- Material for this exercise:
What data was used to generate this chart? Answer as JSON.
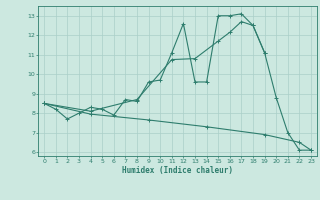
{
  "line1_x": [
    0,
    1,
    2,
    3,
    4,
    5,
    6,
    7,
    8,
    9,
    10,
    11,
    12,
    13,
    14,
    15,
    16,
    17,
    18,
    19,
    20,
    21,
    22,
    23
  ],
  "line1_y": [
    8.5,
    8.2,
    7.7,
    8.0,
    8.3,
    8.2,
    7.9,
    8.7,
    8.6,
    9.6,
    9.7,
    11.1,
    12.6,
    9.6,
    9.6,
    13.0,
    13.0,
    13.1,
    12.5,
    11.1,
    8.8,
    7.0,
    6.1,
    6.1
  ],
  "line2_x": [
    0,
    4,
    8,
    11,
    13,
    15,
    16,
    17,
    18,
    19
  ],
  "line2_y": [
    8.5,
    8.1,
    8.7,
    10.75,
    10.8,
    11.7,
    12.15,
    12.7,
    12.5,
    11.1
  ],
  "line3_x": [
    0,
    4,
    9,
    14,
    19,
    22,
    23
  ],
  "line3_y": [
    8.5,
    7.95,
    7.65,
    7.3,
    6.9,
    6.5,
    6.1
  ],
  "line_color": "#2e7d6d",
  "bg_color": "#cce8e0",
  "grid_color": "#aacfc8",
  "xlabel": "Humidex (Indice chaleur)",
  "xlim": [
    -0.5,
    23.5
  ],
  "ylim": [
    5.8,
    13.5
  ],
  "yticks": [
    6,
    7,
    8,
    9,
    10,
    11,
    12,
    13
  ],
  "xticks": [
    0,
    1,
    2,
    3,
    4,
    5,
    6,
    7,
    8,
    9,
    10,
    11,
    12,
    13,
    14,
    15,
    16,
    17,
    18,
    19,
    20,
    21,
    22,
    23
  ]
}
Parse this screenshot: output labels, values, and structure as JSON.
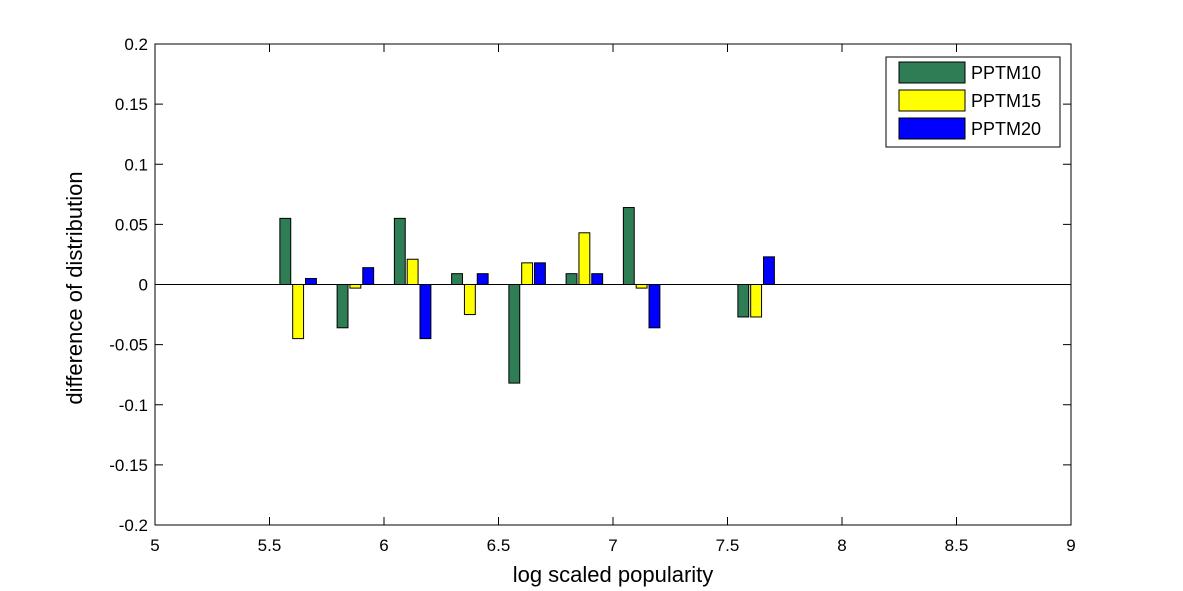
{
  "chart_data": {
    "type": "bar",
    "xlabel": "log scaled popularity",
    "ylabel": "difference of distribution",
    "xlim": [
      5,
      9
    ],
    "ylim": [
      -0.2,
      0.2
    ],
    "xticks": [
      "5",
      "5.5",
      "6",
      "6.5",
      "7",
      "7.5",
      "8",
      "8.5",
      "9"
    ],
    "yticks": [
      "-0.2",
      "-0.15",
      "-0.1",
      "-0.05",
      "0",
      "0.05",
      "0.1",
      "0.15",
      "0.2"
    ],
    "grid": false,
    "legend_position": "top-right",
    "x": [
      5.625,
      5.875,
      6.125,
      6.375,
      6.625,
      6.875,
      7.125,
      7.625
    ],
    "series": [
      {
        "name": "PPTM10",
        "color": "#2e7d55",
        "values": [
          0.055,
          -0.036,
          0.055,
          0.009,
          -0.082,
          0.009,
          0.064,
          -0.027
        ]
      },
      {
        "name": "PPTM15",
        "color": "#ffff00",
        "values": [
          -0.045,
          -0.003,
          0.021,
          -0.025,
          0.018,
          0.043,
          -0.003,
          -0.027
        ]
      },
      {
        "name": "PPTM20",
        "color": "#0000ff",
        "values": [
          0.005,
          0.014,
          -0.045,
          0.009,
          0.018,
          0.009,
          -0.036,
          0.023
        ]
      }
    ]
  }
}
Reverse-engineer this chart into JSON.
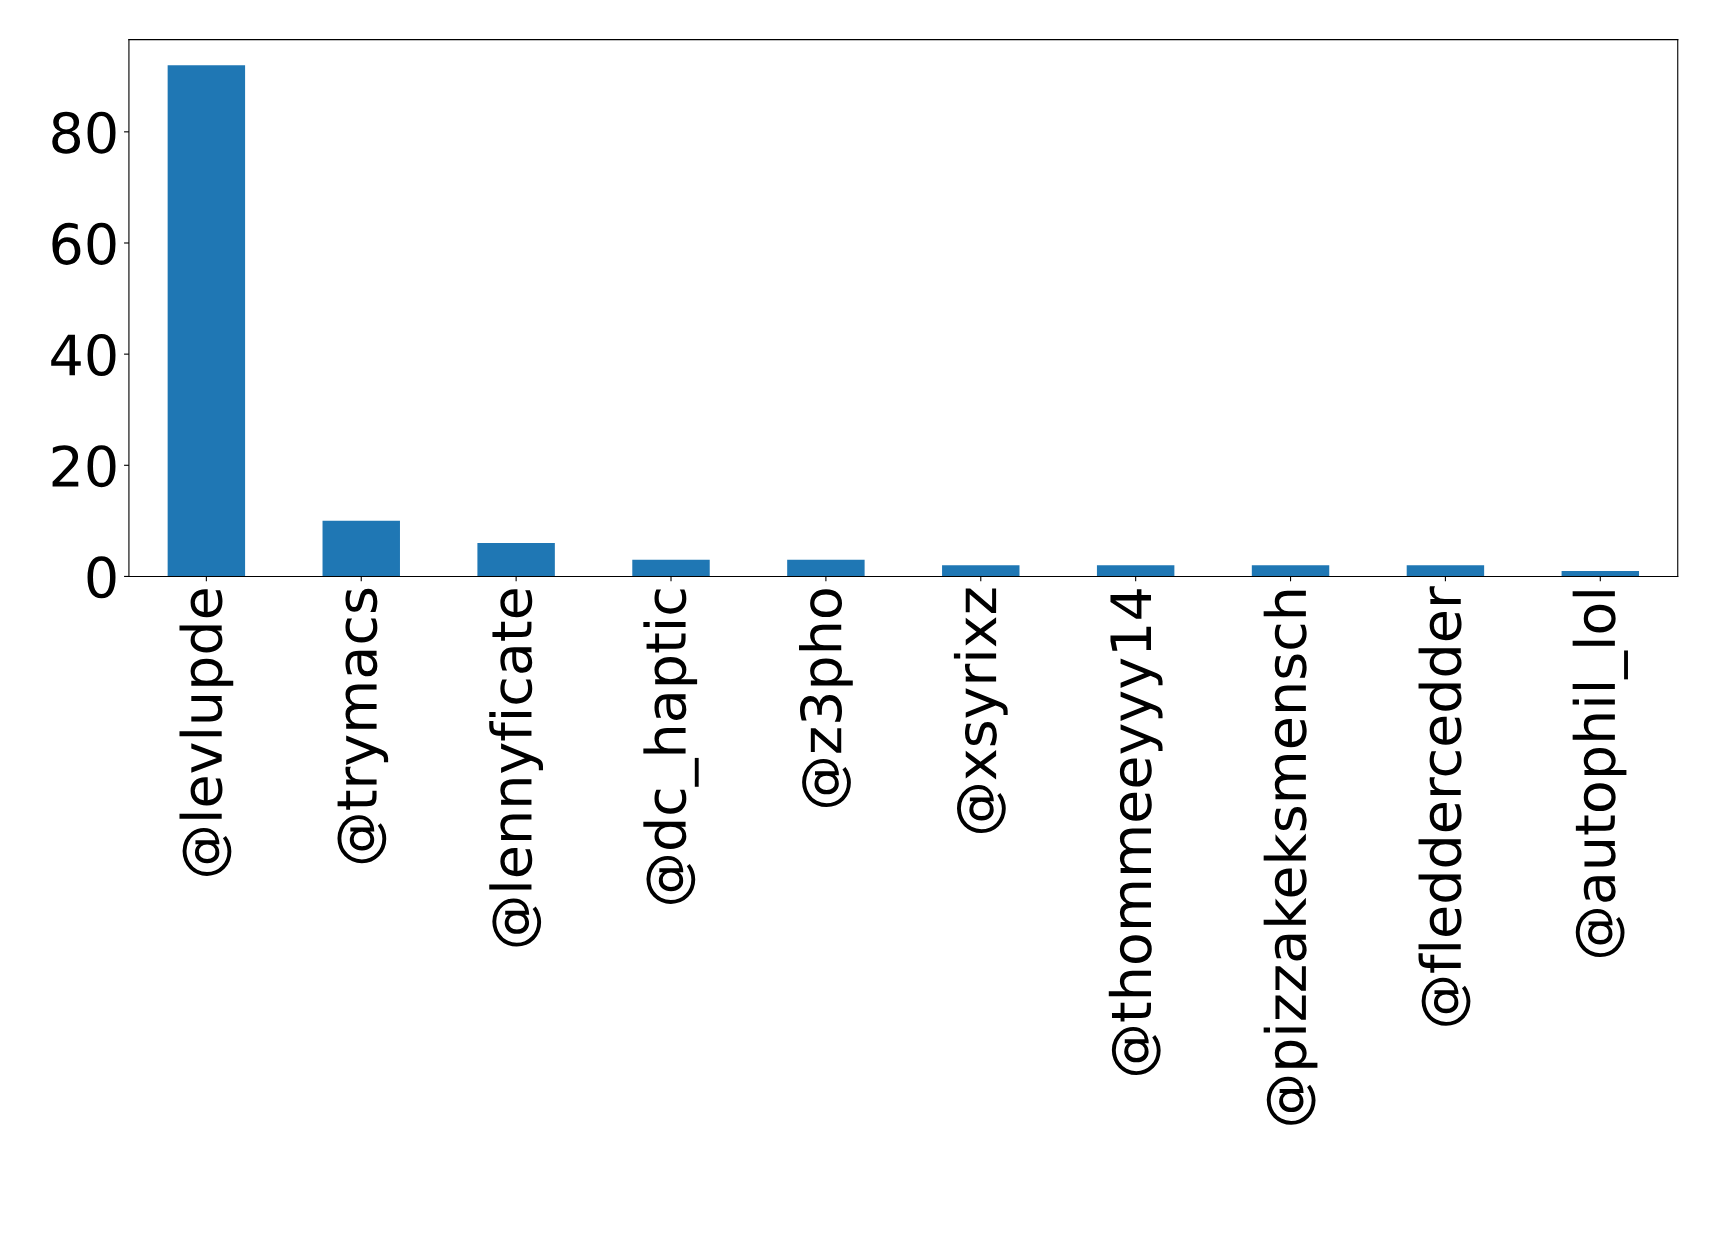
{
  "chart_data": {
    "type": "bar",
    "categories": [
      "@levlupde",
      "@trymacs",
      "@lennyficate",
      "@dc_haptic",
      "@z3pho",
      "@xsyrixz",
      "@thommeeyyy14",
      "@pizzakeksmensch",
      "@fleddercedder",
      "@autophil_lol"
    ],
    "values": [
      92,
      10,
      6,
      3,
      3,
      2,
      2,
      2,
      2,
      1
    ],
    "color": "#1f77b4",
    "ylim": [
      0,
      96.6
    ],
    "yticks": [
      0,
      20,
      40,
      60,
      80
    ],
    "grid": false,
    "legend": false
  }
}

- Given problem: Locate "Reverse-engineer this chart into JSON." in the listing above, then print exactly the lines from that line through the final one, omitting all pictures.

- Written answer:
Reverse-engineer this chart into JSON.
{
  "chart_data": {
    "type": "bar",
    "categories": [
      "@levlupde",
      "@trymacs",
      "@lennyficate",
      "@dc_haptic",
      "@z3pho",
      "@xsyrixz",
      "@thommeeyyy14",
      "@pizzakeksmensch",
      "@fleddercedder",
      "@autophil_lol"
    ],
    "values": [
      92,
      10,
      6,
      3,
      3,
      2,
      2,
      2,
      2,
      1
    ],
    "color": "#1f77b4",
    "ylim": [
      0,
      96.6
    ],
    "yticks": [
      0,
      20,
      40,
      60,
      80
    ],
    "grid": false,
    "legend": false
  }
}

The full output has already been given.